Your task is to repeat the listing exactly.

:: LISTED RECORDS ::
○ ○ ○

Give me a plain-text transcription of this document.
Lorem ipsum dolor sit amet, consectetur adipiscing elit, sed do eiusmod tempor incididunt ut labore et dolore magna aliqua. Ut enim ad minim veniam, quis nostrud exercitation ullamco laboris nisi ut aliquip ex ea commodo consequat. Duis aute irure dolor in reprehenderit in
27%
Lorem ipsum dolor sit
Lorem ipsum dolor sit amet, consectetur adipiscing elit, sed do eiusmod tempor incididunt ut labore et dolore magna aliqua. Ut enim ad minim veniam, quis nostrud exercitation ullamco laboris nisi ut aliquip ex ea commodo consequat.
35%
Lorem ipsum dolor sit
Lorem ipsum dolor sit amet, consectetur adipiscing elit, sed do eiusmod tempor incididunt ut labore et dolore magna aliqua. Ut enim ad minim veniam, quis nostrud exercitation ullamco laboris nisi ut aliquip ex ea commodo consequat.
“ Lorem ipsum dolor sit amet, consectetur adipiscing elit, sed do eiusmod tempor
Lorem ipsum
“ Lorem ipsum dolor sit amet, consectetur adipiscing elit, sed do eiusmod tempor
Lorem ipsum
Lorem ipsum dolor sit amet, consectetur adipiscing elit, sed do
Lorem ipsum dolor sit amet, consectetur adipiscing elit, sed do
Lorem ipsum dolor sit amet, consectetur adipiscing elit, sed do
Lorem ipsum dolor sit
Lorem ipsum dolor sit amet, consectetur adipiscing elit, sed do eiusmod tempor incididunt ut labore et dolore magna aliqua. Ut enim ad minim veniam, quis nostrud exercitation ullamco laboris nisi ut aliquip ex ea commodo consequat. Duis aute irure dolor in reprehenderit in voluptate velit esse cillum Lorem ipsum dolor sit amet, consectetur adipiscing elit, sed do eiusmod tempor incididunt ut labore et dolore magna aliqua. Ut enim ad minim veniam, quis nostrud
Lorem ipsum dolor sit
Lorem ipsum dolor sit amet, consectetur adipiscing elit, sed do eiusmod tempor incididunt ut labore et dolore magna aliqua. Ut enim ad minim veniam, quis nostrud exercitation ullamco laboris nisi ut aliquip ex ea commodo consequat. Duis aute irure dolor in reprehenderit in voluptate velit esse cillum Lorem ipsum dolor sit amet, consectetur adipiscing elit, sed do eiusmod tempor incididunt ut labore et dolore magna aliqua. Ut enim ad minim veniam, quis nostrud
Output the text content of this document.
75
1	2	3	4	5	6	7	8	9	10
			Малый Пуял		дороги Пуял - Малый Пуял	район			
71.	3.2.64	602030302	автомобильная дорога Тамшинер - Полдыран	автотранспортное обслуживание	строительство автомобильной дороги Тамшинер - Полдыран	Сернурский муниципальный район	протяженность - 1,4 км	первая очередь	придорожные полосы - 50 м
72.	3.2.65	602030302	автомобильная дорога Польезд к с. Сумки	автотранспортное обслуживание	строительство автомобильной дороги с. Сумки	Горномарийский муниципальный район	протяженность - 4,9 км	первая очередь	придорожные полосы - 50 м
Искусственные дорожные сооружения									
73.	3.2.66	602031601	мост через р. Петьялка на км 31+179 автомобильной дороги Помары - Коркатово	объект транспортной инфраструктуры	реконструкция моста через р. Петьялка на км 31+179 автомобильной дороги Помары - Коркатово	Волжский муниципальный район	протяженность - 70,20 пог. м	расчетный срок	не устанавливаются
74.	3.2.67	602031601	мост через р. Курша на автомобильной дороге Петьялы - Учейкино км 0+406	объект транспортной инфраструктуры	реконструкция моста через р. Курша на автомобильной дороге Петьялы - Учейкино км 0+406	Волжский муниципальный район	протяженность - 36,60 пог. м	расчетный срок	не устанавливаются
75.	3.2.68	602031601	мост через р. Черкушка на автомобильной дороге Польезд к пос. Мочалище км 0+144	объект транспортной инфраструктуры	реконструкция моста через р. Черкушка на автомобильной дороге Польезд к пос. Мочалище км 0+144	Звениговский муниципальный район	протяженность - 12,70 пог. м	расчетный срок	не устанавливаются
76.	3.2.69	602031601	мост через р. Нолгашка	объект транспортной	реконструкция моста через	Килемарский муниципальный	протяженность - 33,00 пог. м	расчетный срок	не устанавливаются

○ ○ ○

:: FINISHED EXERCISE ::
Give me a plain-text transcription of this document.
Lorem ipsum dolor sit amet, consectetur adipiscing elit, sed do eiusmod tempor incididunt ut labore et dolore magna aliqua. Ut enim ad minim veniam, quis nostrud exercitation ullamco laboris nisi ut aliquip ex ea commodo consequat. Duis aute irure dolor in reprehenderit in
27%
Lorem ipsum dolor sit
Lorem ipsum dolor sit amet, consectetur adipiscing elit, sed do eiusmod tempor incididunt ut labore et dolore magna aliqua. Ut enim ad minim veniam, quis nostrud exercitation ullamco laboris nisi ut aliquip ex ea commodo consequat.
35%
Lorem ipsum dolor sit
Lorem ipsum dolor sit amet, consectetur adipiscing elit, sed do eiusmod tempor incididunt ut labore et dolore magna aliqua. Ut enim ad minim veniam, quis nostrud exercitation ullamco laboris nisi ut aliquip ex ea commodo consequat.
“ Lorem ipsum dolor sit amet, consectetur adipiscing elit, sed do eiusmod tempor
Lorem ipsum
“ Lorem ipsum dolor sit amet, consectetur adipiscing elit, sed do eiusmod tempor
Lorem ipsum
Lorem ipsum dolor sit amet, consectetur adipiscing elit, sed do
Lorem ipsum dolor sit amet, consectetur adipiscing elit, sed do
Lorem ipsum dolor sit amet, consectetur adipiscing elit, sed do
Lorem ipsum dolor sit
Lorem ipsum dolor sit amet, consectetur adipiscing elit, sed do eiusmod tempor incididunt ut labore et dolore magna aliqua. Ut enim ad minim veniam, quis nostrud exercitation ullamco laboris nisi ut aliquip ex ea commodo consequat. Duis aute irure dolor in reprehenderit in voluptate velit esse cillum Lorem ipsum dolor sit amet, consectetur adipiscing elit, sed do eiusmod tempor incididunt ut labore et dolore magna aliqua. Ut enim ad minim veniam, quis nostrud
Lorem ipsum dolor sit
Lorem ipsum dolor sit amet, consectetur adipiscing elit, sed do eiusmod tempor incididunt ut labore et dolore magna aliqua. Ut enim ad minim veniam, quis nostrud exercitation ullamco laboris nisi ut aliquip ex ea commodo consequat. Duis aute irure dolor in reprehenderit in voluptate velit esse cillum Lorem ipsum dolor sit amet, consectetur adipiscing elit, sed do eiusmod tempor incididunt ut labore et dolore magna aliqua. Ut enim ad minim veniam, quis nostrud
Output the text content of this document.
75
1	2	3	4	5	6	7	8	9	10
			Малый Пуял		дороги Пуял - Малый Пуял	район			
71.	3.2.64	602030302	автомобильная дорога Тамшинер - Полдыран	автотранспортное обслуживание	строительство автомобильной дороги Тамшинер - Полдыран	Сернурский муниципальный район	протяженность - 1,4 км	первая очередь	придорожные полосы - 50 м
72.	3.2.65	602030302	автомобильная дорога Польезд к с. Сумки	автотранспортное обслуживание	строительство автомобильной дороги с. Сумки	Горномарийский муниципальный район	протяженность - 4,9 км	первая очередь	придорожные полосы - 50 м
Искусственные дорожные сооружения									
73.	3.2.66	602031601	мост через р. Петьялка на км 31+179 автомобильной дороги Помары - Коркатово	объект транспортной инфраструктуры	реконструкция моста через р. Петьялка на км 31+179 автомобильной дороги Помары - Коркатово	Волжский муниципальный район	протяженность - 70,20 пог. м	расчетный срок	не устанавливаются
74.	3.2.67	602031601	мост через р. Курша на автомобильной дороге Петьялы - Учейкино км 0+406	объект транспортной инфраструктуры	реконструкция моста через р. Курша на автомобильной дороге Петьялы - Учейкино км 0+406	Волжский муниципальный район	протяженность - 36,60 пог. м	расчетный срок	не устанавливаются
75.	3.2.68	602031601	мост через р. Черкушка на автомобильной дороге Польезд к пос. Мочалище км 0+144	объект транспортной инфраструктуры	реконструкция моста через р. Черкушка на автомобильной дороге Польезд к пос. Мочалище км 0+144	Звениговский муниципальный район	протяженность - 12,70 пог. м	расчетный срок	не устанавливаются
76.	3.2.69	602031601	мост через р. Нолгашка	объект транспортной	реконструкция моста через	Килемарский муниципальный	протяженность - 33,00 пог. м	расчетный срок	не устанавливаются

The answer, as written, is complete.